---------- Texto para análise
O Sindicato dos Funcionários do Serviço de Estrangeiros e Fronteiras (SINSEF), que representa os trabalhadores não policiais, marcou uma greve para esta quinta-feira, para exigir a revisão da lei orgânica e do estatuto de pessoal. Este seria o dia que o Sindicato da Carreira de Investigação e Fiscalização do Serviço de
Estrangeiros e Fronteiras – SCIF/SEF também tinha agendado uma greve, mas que acabou por desconvocar depois de uma reunião com o ministro da Administração Interna, Eduardo Cabrita.

O presidente do SINSEF, Artur Jorge Girão, disse à agência Lusa que a greve vai afetar sobretudo os postos de atendimento do SEF.

O sindicato que representa os trabalhadores não policiais do SEF sublinha que “há muito aguarda por respostas a questões fulcrais para o bom desenvolvimento das competências deste serviço, sendo a questão da revisão da lei orgânica e do estatuto de pessoal os mais prementes”, devido aos desafios que as matérias da imigração colocam. O presidente do sindicato explicou que não existe no SEF uma carreira para o pessoal não policial e são estes funcionários que estão “na primeira linha da imigração em Portugal”.

Segundo o sindicalista, o estatuto de pessoal do SEF não é revisto há mais de 10 anos, tendo sofrido apenas “pequenas alterações” para a carreira de investigação e fiscalização que não contempla os funcionários com funções administrativas.
--------------------
Instrução de trabalho 1: Segundo o texto sobre a greve do SINSEF, há quanto tempo o estatuto de pessoal do SEF não é revisto?
Instrução de trabalho 2: Retome o texto sobre a greve do SINSEF, continuando-o logo após a última frase apresentada.
---------- Registos fornecidos
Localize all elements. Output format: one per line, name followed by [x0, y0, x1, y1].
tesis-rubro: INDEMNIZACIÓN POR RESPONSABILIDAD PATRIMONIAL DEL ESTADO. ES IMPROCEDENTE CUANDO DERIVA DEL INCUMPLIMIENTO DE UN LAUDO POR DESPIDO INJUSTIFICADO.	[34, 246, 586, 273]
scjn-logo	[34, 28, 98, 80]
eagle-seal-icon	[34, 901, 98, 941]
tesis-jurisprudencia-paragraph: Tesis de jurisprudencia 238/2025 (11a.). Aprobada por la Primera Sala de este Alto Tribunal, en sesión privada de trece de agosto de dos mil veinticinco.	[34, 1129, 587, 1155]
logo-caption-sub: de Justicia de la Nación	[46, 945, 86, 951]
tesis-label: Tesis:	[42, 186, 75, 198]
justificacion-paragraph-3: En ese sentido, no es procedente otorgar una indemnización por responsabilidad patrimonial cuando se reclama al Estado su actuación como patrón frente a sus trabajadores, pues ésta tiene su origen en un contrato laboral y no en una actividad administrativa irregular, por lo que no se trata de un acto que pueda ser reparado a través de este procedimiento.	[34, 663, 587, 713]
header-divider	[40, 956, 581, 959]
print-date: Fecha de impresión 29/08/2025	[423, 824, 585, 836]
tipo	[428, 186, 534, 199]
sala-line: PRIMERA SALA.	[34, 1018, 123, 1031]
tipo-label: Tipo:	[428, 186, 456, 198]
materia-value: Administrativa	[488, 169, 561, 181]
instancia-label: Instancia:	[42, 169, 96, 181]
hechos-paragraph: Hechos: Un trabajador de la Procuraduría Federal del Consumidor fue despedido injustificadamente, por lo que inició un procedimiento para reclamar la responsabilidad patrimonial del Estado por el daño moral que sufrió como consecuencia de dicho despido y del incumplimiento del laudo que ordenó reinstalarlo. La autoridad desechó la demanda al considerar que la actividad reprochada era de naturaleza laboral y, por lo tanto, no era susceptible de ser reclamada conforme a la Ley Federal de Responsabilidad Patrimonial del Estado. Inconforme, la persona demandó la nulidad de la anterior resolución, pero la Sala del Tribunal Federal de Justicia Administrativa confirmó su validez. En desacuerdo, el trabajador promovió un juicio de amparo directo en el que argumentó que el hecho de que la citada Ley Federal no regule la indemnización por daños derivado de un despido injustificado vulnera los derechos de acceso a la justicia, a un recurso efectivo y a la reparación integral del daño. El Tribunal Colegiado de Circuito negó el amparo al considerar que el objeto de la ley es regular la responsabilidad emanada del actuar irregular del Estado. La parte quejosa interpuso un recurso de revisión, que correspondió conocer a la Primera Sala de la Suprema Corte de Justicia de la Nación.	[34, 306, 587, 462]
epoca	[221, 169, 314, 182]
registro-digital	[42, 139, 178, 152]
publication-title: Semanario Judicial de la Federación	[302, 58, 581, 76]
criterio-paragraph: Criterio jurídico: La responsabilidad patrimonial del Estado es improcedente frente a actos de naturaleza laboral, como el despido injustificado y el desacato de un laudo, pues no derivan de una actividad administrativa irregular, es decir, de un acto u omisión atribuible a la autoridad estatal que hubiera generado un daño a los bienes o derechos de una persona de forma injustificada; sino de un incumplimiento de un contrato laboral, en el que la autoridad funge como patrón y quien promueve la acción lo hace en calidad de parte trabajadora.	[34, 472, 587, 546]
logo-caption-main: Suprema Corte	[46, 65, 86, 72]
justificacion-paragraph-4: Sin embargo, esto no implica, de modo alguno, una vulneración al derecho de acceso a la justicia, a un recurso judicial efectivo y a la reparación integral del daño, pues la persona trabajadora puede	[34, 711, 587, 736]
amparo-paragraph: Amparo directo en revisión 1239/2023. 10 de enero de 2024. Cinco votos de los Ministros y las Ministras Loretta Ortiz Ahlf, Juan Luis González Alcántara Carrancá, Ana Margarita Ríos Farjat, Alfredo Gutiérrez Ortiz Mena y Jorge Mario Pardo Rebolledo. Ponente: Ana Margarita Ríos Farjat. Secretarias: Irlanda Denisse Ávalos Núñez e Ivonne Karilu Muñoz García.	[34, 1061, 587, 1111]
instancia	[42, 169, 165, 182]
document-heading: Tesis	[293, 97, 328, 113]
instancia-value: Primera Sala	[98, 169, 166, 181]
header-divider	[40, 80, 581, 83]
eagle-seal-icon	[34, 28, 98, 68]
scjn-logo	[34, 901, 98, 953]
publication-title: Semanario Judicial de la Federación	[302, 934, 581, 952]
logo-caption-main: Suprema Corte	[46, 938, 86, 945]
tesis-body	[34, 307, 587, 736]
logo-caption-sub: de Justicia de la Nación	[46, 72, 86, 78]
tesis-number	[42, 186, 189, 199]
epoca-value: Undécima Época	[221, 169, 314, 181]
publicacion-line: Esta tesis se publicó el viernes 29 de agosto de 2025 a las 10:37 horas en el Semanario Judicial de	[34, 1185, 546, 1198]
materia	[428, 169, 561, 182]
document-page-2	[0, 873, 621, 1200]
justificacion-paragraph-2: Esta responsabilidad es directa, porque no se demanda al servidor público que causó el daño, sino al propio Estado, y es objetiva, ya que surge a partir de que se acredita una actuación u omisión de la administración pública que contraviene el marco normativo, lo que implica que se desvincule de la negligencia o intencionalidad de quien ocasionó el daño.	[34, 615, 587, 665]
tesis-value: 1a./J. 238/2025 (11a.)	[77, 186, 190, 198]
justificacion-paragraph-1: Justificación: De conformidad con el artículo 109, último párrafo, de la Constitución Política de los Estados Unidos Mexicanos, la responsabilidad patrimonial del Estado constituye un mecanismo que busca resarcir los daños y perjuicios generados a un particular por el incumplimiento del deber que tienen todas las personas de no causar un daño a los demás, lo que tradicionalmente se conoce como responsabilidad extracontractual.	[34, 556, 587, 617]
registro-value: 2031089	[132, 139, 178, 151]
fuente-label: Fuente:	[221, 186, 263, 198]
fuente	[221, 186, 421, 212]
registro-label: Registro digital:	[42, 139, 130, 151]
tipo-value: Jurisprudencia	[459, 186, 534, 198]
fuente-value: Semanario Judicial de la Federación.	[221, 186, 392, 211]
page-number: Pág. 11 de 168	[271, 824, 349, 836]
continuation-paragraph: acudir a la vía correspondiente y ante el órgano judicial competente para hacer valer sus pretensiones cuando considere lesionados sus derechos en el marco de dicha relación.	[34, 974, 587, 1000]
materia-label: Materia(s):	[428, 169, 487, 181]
--------------------
Resposta do exercício 1: Há mais de 10 anos.

Resposta do exercício 2:
Já ao sindicato que representa os inspetores do SEF e que também convocara uma greve para esta quinta-feira, o ministro da Administração Interna, Eduardo Cabrita, garantiu um maior reforço da carreira de investigação e fiscalização após uma reunião com o sindicato de inspetores do SEF. “Reunimos esta manhã com o ministro da Administração Interna e chegámos ao entendimento de desconvocar a greve de amanhã, mediante viabilização de matérias como a promoção na carreira de investigação e fiscalização; aproveitamento de reserva de recrutamento para ingresso na carreira de investigação e fiscalização do mapa de pessoal do SEF; e a aprovação de passagens à disponibilidade”, afirma.

O presidente deste sindicato, Acácio Pereira, diz que teve a garantia de que estas medidas seriam resolvidas nas próximas semanas e que o ministro mostrou-se ainda disponível para uma discussão sobre a revisão da lei orgânica e do estatuto de pessoal do SEF, após a aprovação do Orçamento do Estado para o ano de 2021, lê-se no comunicado.